[Dataset items]
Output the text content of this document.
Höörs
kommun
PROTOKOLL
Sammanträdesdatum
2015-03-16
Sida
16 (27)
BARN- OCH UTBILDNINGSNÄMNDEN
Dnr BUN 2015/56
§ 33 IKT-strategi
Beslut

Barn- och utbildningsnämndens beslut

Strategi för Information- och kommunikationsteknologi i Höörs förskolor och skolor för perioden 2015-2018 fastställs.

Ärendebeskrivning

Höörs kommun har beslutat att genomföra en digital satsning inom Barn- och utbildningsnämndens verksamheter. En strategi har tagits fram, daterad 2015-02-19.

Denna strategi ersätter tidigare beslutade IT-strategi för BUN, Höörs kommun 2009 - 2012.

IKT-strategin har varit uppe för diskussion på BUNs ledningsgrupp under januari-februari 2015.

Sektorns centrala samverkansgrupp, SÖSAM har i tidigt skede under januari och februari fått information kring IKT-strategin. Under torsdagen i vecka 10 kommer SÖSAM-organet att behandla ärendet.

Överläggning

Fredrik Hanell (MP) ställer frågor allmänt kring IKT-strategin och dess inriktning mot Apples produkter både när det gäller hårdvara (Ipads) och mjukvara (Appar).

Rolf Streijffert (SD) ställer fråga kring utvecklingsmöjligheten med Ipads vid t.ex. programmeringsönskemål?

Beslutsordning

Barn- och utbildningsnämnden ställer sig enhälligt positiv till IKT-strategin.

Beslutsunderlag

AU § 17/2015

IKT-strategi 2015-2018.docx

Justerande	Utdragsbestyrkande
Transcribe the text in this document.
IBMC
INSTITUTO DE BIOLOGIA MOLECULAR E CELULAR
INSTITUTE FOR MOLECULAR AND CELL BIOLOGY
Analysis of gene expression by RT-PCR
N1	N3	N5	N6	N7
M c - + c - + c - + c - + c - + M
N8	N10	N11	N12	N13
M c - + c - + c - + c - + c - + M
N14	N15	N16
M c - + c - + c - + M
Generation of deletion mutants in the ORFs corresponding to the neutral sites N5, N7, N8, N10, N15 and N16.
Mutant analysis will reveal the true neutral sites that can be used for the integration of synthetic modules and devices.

What needs to be done — In the entries above, copy the lines from the one that contains "Transcribe the text in this document." through the last line, exactly as they appear.

Written response —
Transcribe the text in this document.
IBMC
INSTITUTO DE BIOLOGIA MOLECULAR E CELULAR
INSTITUTE FOR MOLECULAR AND CELL BIOLOGY
Analysis of gene expression by RT-PCR
N1	N3	N5	N6	N7
M c - + c - + c - + c - + c - + M
N8	N10	N11	N12	N13
M c - + c - + c - + c - + c - + M
N14	N15	N16
M c - + c - + c - + M
Generation of deletion mutants in the ORFs corresponding to the neutral sites N5, N7, N8, N10, N15 and N16.
Mutant analysis will reveal the true neutral sites that can be used for the integration of synthetic modules and devices.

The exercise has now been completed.